**Exercise prompt**
Reply only with how many lines contain the word "page".

**Provided records**
-- Start --

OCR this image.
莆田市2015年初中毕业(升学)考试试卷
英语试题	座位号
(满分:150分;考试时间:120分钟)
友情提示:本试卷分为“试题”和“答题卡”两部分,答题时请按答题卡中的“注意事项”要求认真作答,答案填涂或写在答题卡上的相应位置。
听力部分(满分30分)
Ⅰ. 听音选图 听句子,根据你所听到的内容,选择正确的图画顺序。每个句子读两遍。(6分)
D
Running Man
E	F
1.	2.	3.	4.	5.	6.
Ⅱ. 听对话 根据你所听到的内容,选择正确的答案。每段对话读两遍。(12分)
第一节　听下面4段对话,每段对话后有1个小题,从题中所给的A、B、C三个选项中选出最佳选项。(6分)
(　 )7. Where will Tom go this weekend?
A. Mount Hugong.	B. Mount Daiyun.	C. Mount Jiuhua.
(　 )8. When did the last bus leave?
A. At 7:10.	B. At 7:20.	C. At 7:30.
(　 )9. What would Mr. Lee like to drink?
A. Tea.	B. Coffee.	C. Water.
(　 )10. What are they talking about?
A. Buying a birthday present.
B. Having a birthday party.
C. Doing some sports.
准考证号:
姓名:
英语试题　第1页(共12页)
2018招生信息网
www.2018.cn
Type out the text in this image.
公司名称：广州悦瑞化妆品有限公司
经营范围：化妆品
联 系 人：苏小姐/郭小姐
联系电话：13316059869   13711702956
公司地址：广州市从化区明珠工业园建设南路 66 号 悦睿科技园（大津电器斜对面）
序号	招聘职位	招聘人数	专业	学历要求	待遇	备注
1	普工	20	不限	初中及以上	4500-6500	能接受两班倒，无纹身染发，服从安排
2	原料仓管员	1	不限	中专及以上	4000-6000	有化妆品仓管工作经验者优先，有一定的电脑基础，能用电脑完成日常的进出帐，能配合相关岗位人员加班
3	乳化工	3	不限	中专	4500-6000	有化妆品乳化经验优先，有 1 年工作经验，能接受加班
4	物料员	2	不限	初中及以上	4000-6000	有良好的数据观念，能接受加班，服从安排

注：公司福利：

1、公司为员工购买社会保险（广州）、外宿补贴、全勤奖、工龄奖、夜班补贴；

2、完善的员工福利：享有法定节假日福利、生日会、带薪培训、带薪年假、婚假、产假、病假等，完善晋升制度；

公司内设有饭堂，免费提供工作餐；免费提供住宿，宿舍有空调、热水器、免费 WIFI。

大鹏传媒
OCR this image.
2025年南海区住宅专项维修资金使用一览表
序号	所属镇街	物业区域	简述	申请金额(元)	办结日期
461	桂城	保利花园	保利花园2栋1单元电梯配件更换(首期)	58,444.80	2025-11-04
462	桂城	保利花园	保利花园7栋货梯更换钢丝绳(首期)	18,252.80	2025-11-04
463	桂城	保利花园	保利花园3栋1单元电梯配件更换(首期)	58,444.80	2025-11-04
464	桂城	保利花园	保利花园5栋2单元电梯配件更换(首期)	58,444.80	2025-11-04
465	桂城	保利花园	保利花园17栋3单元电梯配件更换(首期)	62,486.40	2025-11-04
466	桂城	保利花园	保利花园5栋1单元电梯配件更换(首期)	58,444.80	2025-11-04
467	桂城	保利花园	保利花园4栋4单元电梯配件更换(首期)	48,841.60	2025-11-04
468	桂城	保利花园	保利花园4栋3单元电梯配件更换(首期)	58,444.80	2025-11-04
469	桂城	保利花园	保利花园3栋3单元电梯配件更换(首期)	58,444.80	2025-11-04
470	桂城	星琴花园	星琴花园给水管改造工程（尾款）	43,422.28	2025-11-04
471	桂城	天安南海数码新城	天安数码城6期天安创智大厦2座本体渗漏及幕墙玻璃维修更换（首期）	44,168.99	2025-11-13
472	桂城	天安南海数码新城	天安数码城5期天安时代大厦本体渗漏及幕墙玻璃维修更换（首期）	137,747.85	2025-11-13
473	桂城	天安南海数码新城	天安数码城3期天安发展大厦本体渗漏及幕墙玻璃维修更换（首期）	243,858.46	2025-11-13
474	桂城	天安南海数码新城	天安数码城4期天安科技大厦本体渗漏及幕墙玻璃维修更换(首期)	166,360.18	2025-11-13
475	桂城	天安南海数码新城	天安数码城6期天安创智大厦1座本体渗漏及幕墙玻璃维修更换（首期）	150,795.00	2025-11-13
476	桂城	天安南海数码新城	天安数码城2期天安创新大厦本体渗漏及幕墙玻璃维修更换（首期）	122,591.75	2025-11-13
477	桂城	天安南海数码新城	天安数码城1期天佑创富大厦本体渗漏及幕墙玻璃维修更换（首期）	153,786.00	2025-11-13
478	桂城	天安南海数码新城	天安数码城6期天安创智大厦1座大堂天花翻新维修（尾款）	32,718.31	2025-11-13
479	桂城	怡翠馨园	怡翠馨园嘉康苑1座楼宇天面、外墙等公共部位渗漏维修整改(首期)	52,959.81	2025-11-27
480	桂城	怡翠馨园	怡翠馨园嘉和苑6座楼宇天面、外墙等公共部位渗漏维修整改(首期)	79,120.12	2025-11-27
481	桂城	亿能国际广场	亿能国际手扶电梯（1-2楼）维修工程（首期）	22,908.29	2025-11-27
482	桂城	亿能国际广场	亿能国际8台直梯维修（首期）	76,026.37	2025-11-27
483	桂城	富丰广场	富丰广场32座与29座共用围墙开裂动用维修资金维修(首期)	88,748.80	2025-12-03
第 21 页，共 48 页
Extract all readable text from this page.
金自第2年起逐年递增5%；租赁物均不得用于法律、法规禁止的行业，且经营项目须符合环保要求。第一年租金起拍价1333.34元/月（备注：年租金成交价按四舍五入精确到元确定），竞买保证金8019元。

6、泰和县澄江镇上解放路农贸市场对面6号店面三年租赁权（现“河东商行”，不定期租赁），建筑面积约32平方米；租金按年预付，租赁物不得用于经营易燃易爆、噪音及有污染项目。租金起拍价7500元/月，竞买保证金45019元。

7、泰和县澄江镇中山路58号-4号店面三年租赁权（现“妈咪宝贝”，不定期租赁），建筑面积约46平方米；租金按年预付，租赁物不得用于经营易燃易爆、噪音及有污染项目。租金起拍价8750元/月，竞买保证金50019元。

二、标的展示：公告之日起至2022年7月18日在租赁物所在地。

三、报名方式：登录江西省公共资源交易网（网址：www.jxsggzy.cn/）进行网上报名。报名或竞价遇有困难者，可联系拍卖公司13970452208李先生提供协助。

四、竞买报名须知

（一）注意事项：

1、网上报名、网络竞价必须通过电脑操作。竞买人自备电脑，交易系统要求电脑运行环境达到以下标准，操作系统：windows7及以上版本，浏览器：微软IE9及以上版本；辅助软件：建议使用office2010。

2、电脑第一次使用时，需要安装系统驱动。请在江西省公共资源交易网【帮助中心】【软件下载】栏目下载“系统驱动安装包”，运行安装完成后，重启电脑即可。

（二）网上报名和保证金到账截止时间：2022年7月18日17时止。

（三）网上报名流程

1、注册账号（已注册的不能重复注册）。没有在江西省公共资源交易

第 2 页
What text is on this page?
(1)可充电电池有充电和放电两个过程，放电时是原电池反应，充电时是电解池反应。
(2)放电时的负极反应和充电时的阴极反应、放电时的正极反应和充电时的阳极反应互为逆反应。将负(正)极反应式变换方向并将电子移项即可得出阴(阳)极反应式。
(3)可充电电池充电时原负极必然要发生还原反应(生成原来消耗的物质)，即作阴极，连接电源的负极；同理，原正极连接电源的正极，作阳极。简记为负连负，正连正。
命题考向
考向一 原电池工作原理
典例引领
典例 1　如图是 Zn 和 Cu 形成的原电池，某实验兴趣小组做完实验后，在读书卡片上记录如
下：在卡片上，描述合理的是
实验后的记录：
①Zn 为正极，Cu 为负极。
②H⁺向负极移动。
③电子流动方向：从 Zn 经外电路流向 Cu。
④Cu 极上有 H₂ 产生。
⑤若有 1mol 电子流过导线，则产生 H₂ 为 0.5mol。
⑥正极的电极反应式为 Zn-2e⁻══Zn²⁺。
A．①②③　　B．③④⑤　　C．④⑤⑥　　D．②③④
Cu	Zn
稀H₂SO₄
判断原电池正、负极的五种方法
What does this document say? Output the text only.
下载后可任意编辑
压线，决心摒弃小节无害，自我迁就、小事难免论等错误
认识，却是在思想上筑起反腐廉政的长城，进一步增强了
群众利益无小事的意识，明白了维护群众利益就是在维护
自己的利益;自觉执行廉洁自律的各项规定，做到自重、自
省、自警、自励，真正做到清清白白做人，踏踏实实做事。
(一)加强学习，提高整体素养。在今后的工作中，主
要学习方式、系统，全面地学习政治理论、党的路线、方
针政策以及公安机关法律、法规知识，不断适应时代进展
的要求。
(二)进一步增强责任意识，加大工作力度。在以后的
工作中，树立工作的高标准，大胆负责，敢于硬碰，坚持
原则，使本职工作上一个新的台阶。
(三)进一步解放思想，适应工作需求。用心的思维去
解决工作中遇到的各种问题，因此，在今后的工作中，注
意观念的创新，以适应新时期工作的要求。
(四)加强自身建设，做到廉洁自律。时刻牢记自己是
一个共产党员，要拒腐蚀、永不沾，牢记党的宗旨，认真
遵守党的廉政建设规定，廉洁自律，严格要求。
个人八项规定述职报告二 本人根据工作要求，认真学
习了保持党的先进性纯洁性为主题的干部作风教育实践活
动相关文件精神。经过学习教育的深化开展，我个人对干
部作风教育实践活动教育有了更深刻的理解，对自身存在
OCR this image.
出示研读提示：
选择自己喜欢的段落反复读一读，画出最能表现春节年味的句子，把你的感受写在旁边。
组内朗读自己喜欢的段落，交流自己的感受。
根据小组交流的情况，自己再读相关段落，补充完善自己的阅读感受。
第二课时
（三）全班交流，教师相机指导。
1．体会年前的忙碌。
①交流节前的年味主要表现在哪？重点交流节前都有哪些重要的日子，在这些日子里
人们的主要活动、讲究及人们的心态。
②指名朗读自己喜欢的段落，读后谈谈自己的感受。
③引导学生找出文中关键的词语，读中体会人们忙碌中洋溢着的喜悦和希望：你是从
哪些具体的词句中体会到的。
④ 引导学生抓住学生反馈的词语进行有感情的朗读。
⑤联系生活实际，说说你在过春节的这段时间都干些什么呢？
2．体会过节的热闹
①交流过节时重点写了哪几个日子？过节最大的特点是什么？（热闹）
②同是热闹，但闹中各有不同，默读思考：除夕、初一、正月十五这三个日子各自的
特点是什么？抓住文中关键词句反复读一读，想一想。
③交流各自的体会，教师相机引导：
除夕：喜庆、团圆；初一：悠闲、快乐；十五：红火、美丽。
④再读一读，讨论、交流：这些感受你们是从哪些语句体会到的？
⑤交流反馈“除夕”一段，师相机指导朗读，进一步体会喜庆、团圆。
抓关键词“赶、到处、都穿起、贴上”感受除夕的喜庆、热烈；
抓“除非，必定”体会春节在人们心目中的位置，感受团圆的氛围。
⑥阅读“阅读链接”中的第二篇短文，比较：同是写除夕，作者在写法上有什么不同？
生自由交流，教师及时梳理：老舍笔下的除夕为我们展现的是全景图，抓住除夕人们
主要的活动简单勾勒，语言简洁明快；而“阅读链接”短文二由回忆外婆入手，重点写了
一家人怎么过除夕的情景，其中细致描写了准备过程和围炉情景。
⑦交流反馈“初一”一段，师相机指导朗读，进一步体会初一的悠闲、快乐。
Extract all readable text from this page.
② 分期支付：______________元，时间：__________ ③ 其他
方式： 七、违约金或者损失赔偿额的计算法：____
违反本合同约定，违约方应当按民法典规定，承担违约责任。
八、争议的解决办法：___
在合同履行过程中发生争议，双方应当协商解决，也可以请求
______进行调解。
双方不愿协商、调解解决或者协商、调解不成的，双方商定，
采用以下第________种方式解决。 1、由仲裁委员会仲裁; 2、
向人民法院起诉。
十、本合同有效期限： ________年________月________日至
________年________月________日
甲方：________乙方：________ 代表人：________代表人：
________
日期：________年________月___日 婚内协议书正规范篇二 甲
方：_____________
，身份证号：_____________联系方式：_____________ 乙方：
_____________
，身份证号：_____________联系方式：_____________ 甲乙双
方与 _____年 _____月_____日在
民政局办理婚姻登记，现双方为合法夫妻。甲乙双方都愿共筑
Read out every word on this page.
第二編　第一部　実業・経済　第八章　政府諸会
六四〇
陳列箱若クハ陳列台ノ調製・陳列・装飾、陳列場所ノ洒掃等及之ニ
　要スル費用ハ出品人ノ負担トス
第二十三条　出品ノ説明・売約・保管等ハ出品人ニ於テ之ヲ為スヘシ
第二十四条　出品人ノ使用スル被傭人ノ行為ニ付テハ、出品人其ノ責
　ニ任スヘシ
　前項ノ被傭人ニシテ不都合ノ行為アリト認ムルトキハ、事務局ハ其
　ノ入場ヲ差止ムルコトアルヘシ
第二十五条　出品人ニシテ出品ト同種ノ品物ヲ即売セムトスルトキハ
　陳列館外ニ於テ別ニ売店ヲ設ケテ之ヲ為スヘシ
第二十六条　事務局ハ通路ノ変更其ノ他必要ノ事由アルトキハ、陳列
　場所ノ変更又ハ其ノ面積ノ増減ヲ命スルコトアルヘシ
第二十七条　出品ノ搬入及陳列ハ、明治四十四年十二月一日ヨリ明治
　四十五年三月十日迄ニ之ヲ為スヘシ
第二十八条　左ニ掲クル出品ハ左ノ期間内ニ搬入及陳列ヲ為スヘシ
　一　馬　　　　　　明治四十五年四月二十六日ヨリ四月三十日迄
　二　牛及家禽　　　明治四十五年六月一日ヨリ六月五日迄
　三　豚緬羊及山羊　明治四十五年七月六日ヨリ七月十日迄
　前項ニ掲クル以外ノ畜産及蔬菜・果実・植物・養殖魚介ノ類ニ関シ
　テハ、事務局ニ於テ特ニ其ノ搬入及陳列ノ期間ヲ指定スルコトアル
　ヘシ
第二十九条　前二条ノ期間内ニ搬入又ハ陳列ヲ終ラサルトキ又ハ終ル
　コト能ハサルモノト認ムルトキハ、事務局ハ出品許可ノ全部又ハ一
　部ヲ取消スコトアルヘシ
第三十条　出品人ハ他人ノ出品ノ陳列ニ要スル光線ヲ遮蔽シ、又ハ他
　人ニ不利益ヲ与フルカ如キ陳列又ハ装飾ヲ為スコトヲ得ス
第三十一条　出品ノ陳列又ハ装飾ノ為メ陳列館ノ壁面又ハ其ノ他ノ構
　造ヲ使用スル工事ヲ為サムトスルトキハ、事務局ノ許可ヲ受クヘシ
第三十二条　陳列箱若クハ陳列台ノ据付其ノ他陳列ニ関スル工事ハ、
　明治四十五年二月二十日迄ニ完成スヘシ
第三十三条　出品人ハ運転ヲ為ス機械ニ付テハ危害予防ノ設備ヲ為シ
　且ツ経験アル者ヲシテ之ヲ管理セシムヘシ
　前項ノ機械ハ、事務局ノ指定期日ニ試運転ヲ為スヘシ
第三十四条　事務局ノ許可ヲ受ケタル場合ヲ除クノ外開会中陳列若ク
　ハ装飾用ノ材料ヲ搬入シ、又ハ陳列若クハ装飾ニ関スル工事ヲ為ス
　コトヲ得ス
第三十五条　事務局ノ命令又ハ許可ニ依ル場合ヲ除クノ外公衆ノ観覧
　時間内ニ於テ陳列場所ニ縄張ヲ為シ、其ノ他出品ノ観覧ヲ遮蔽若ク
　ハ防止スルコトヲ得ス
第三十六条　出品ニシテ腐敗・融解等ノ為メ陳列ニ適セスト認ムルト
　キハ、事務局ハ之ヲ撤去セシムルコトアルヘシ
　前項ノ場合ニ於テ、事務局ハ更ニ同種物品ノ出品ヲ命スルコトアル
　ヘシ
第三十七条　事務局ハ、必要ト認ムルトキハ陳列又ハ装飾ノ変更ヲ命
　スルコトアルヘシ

-- End --

**Correct response**
4